- [EXERCISE OBJECTIVE]:
The listing below should be printed exactly, every line of it. Skip the pictures.

Collected data:

------------------------------------------------------------------------

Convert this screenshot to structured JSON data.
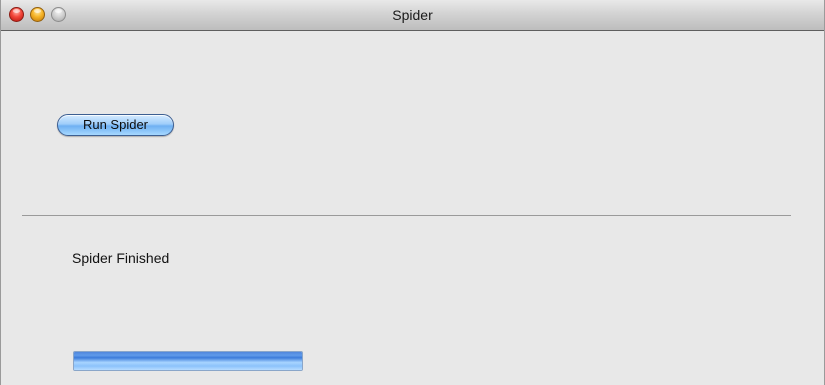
{
  "window": {
    "title": "Spider"
  },
  "controls": {
    "run_button_label": "Run Spider"
  },
  "status": {
    "text": "Spider Finished",
    "progress_percent": 100
  },
  "colors": {
    "button_accent": "#6fb0f2",
    "progress_accent": "#5f9aea",
    "close": "#f2463a",
    "minimize": "#f6b427",
    "zoom_disabled": "#cfcfcf"
  }
}
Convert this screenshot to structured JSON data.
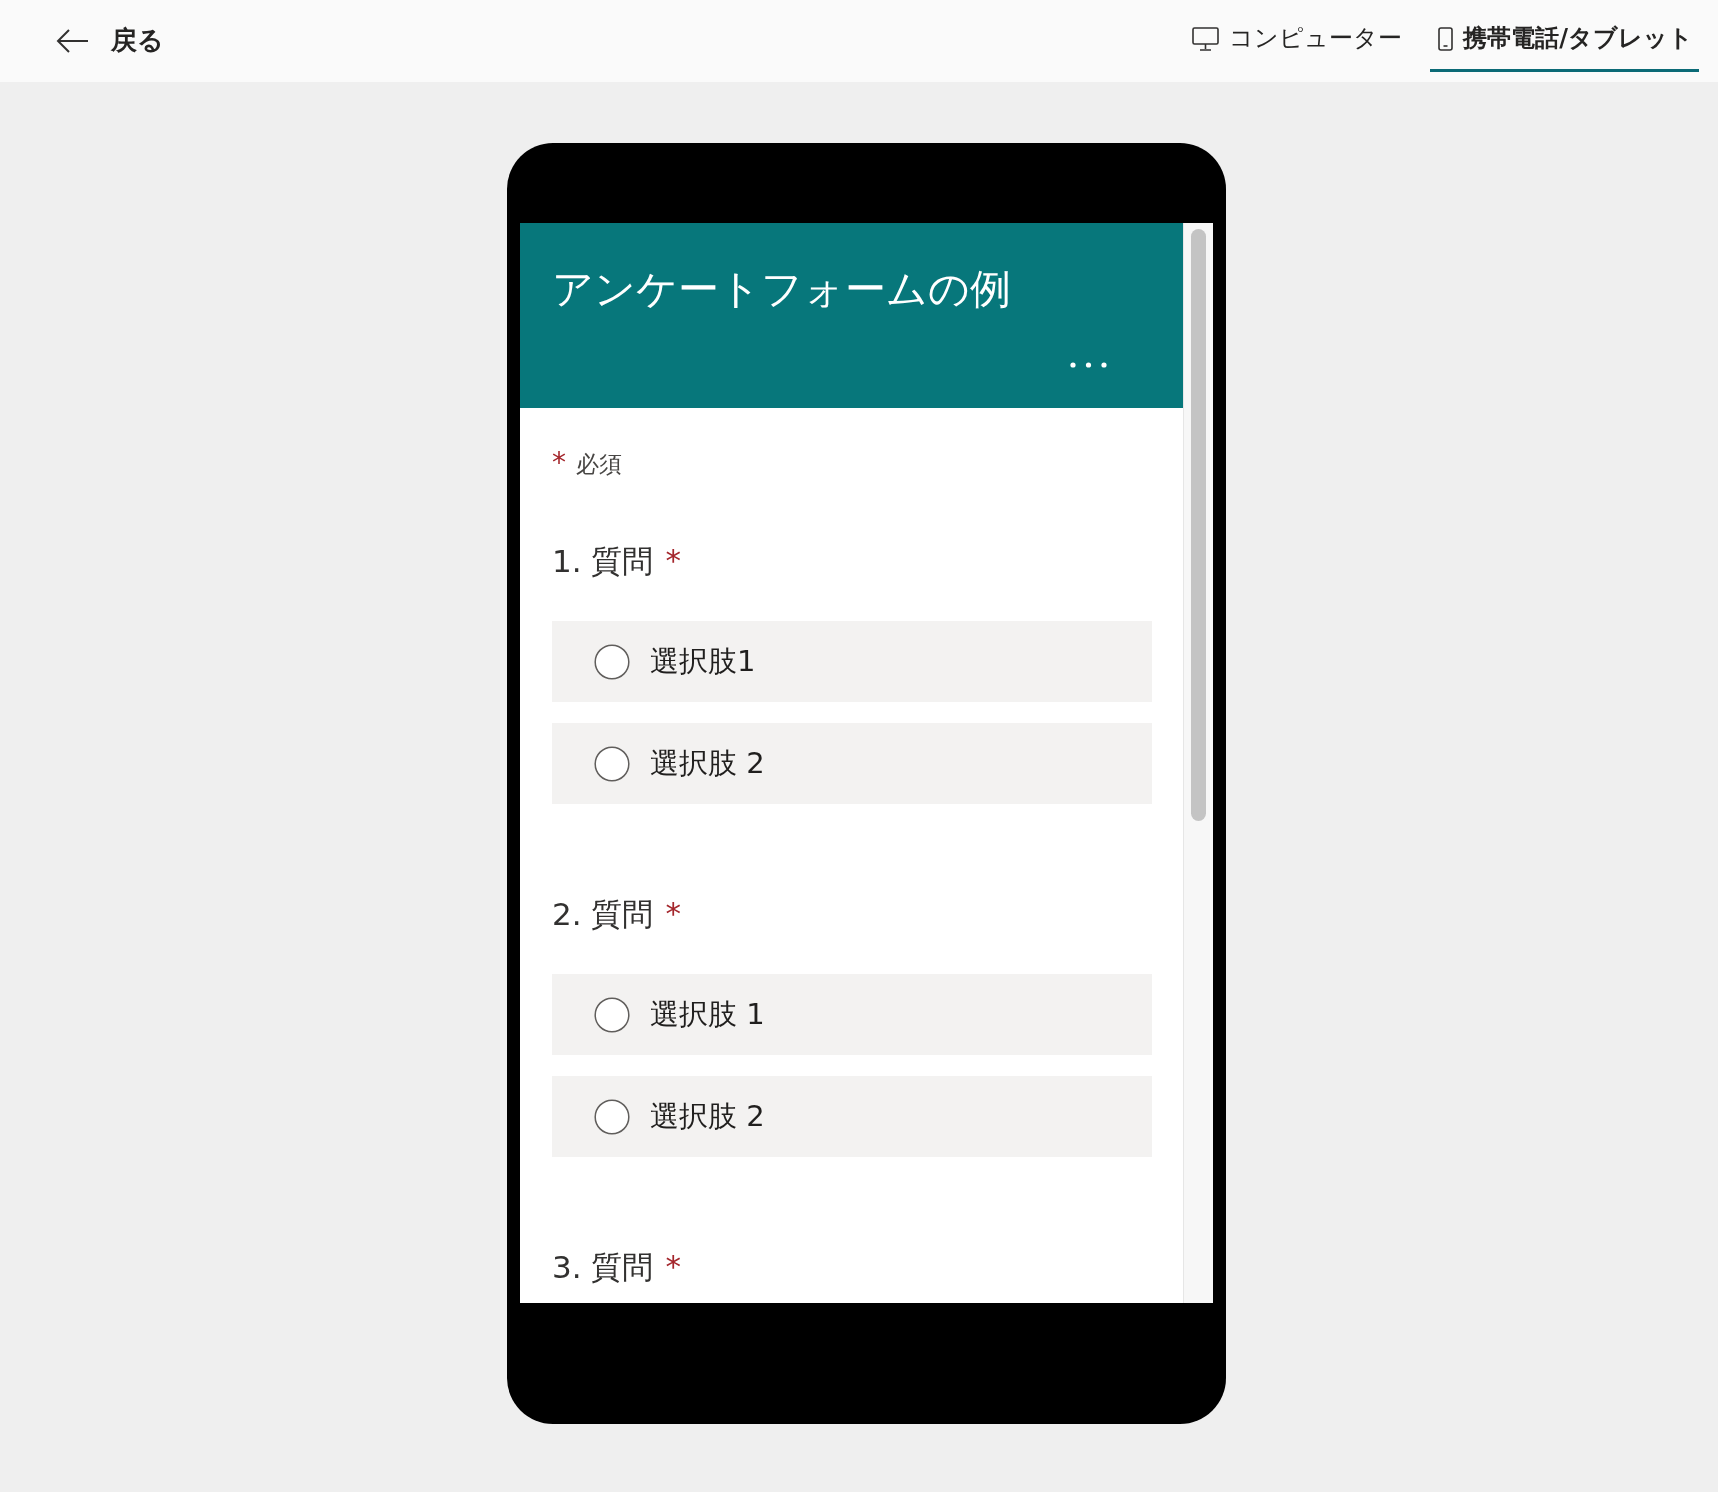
{
  "top_bar": {
    "back_button": {
      "label": "戻る"
    },
    "view_tabs": [
      {
        "kind": "computer",
        "label": "コンピューター",
        "selected": false
      },
      {
        "kind": "phone",
        "label": "携帯電話/タブレット",
        "selected": true
      }
    ]
  },
  "form": {
    "title": "アンケートフォームの例",
    "required_note": {
      "mark": "*",
      "label": "必須"
    },
    "questions": [
      {
        "title": "1. 質問",
        "required_mark": "*",
        "options": [
          {
            "label": "選択肢1",
            "selected": false
          },
          {
            "label": "選択肢 2",
            "selected": false
          }
        ]
      },
      {
        "title": "2. 質問",
        "required_mark": "*",
        "options": [
          {
            "label": "選択肢 1",
            "selected": false
          },
          {
            "label": "選択肢 2",
            "selected": false
          }
        ]
      },
      {
        "title": "3. 質問",
        "required_mark": "*"
      }
    ]
  }
}
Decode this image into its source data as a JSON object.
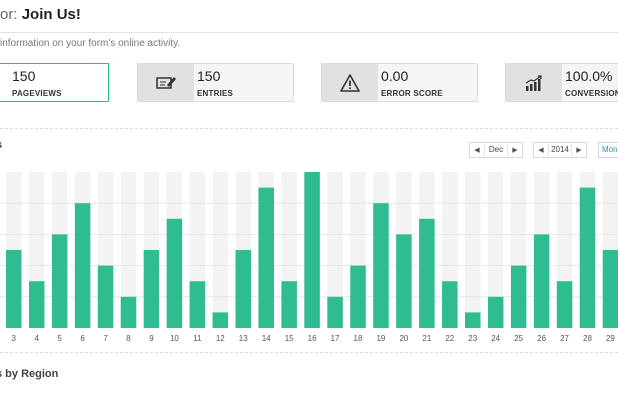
{
  "header": {
    "prefix": "or: ",
    "form_name": "Join Us!",
    "subtitle": "information on your form's online activity."
  },
  "stats": [
    {
      "value": "150",
      "label": "PAGEVIEWS",
      "icon": "eye-icon"
    },
    {
      "value": "150",
      "label": "ENTRIES",
      "icon": "entries-pen-icon"
    },
    {
      "value": "0.00",
      "label": "ERROR SCORE",
      "icon": "warning-triangle-icon"
    },
    {
      "value": "100.0%",
      "label": "CONVERSION",
      "icon": "bar-chart-trend-icon"
    }
  ],
  "chart_section": {
    "title": "s",
    "month": {
      "prev": "◀",
      "value": "Dec",
      "next": "▶"
    },
    "year": {
      "prev": "◀",
      "value": "2014",
      "next": "▶"
    },
    "period_button": "Mon"
  },
  "region_section": {
    "title": "s by Region"
  },
  "colors": {
    "accent": "#2fbc91",
    "column_bg": "#f3f3f3"
  },
  "chart_data": {
    "type": "bar",
    "categories": [
      "3",
      "4",
      "5",
      "6",
      "7",
      "8",
      "9",
      "10",
      "11",
      "12",
      "13",
      "14",
      "15",
      "16",
      "17",
      "18",
      "19",
      "20",
      "21",
      "22",
      "23",
      "24",
      "25",
      "26",
      "27",
      "28",
      "29"
    ],
    "values": [
      5,
      3,
      6,
      8,
      4,
      2,
      5,
      7,
      3,
      1,
      5,
      9,
      3,
      10,
      2,
      4,
      8,
      6,
      7,
      3,
      1,
      2,
      4,
      6,
      3,
      9,
      5
    ],
    "ylim": [
      0,
      10
    ],
    "xlabel": "",
    "ylabel": "",
    "grid": true
  }
}
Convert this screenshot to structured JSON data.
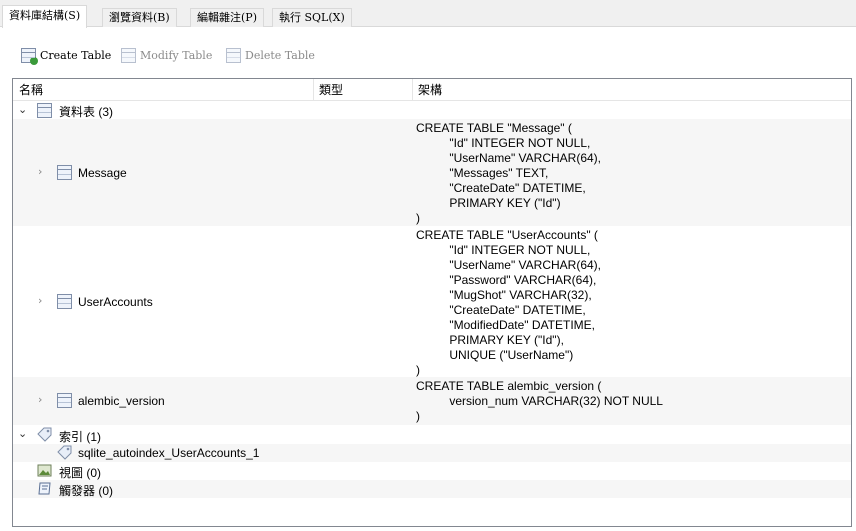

------------------------------------------------------------------------

- [EXERCISE ANSWER]:
Convert this screenshot to structured JSON data.
{
  "window": {
    "title": "Spider"
  },
  "controls": {
    "run_button_label": "Run Spider"
  },
  "status": {
    "text": "Spider Finished",
    "progress_percent": 100
  },
  "colors": {
    "button_accent": "#6fb0f2",
    "progress_accent": "#5f9aea",
    "close": "#f2463a",
    "minimize": "#f6b427",
    "zoom_disabled": "#cfcfcf"
  }
}
Convert this screenshot to structured JSON data.
{
  "top_bar": {
    "back_button": {
      "label": "戻る"
    },
    "view_tabs": [
      {
        "kind": "computer",
        "label": "コンピューター",
        "selected": false
      },
      {
        "kind": "phone",
        "label": "携帯電話/タブレット",
        "selected": true
      }
    ]
  },
  "form": {
    "title": "アンケートフォームの例",
    "required_note": {
      "mark": "*",
      "label": "必須"
    },
    "questions": [
      {
        "title": "1. 質問",
        "required_mark": "*",
        "options": [
          {
            "label": "選択肢1",
            "selected": false
          },
          {
            "label": "選択肢 2",
            "selected": false
          }
        ]
      },
      {
        "title": "2. 質問",
        "required_mark": "*",
        "options": [
          {
            "label": "選択肢 1",
            "selected": false
          },
          {
            "label": "選択肢 2",
            "selected": false
          }
        ]
      },
      {
        "title": "3. 質問",
        "required_mark": "*"
      }
    ]
  }
}
Decode this image into its source data as a JSON object.
{
  "header": {
    "prefix": "or: ",
    "form_name": "Join Us!",
    "subtitle": "information on your form's online activity."
  },
  "stats": [
    {
      "value": "150",
      "label": "PAGEVIEWS",
      "icon": "eye-icon"
    },
    {
      "value": "150",
      "label": "ENTRIES",
      "icon": "entries-pen-icon"
    },
    {
      "value": "0.00",
      "label": "ERROR SCORE",
      "icon": "warning-triangle-icon"
    },
    {
      "value": "100.0%",
      "label": "CONVERSION",
      "icon": "bar-chart-trend-icon"
    }
  ],
  "chart_section": {
    "title": "s",
    "month": {
      "prev": "◀",
      "value": "Dec",
      "next": "▶"
    },
    "year": {
      "prev": "◀",
      "value": "2014",
      "next": "▶"
    },
    "period_button": "Mon"
  },
  "region_section": {
    "title": "s by Region"
  },
  "colors": {
    "accent": "#2fbc91",
    "column_bg": "#f3f3f3"
  },
  "chart_data": {
    "type": "bar",
    "categories": [
      "3",
      "4",
      "5",
      "6",
      "7",
      "8",
      "9",
      "10",
      "11",
      "12",
      "13",
      "14",
      "15",
      "16",
      "17",
      "18",
      "19",
      "20",
      "21",
      "22",
      "23",
      "24",
      "25",
      "26",
      "27",
      "28",
      "29"
    ],
    "values": [
      5,
      3,
      6,
      8,
      4,
      2,
      5,
      7,
      3,
      1,
      5,
      9,
      3,
      10,
      2,
      4,
      8,
      6,
      7,
      3,
      1,
      2,
      4,
      6,
      3,
      9,
      5
    ],
    "ylim": [
      0,
      10
    ],
    "xlabel": "",
    "ylabel": "",
    "grid": true
  }
}
Convert this screenshot to structured JSON data.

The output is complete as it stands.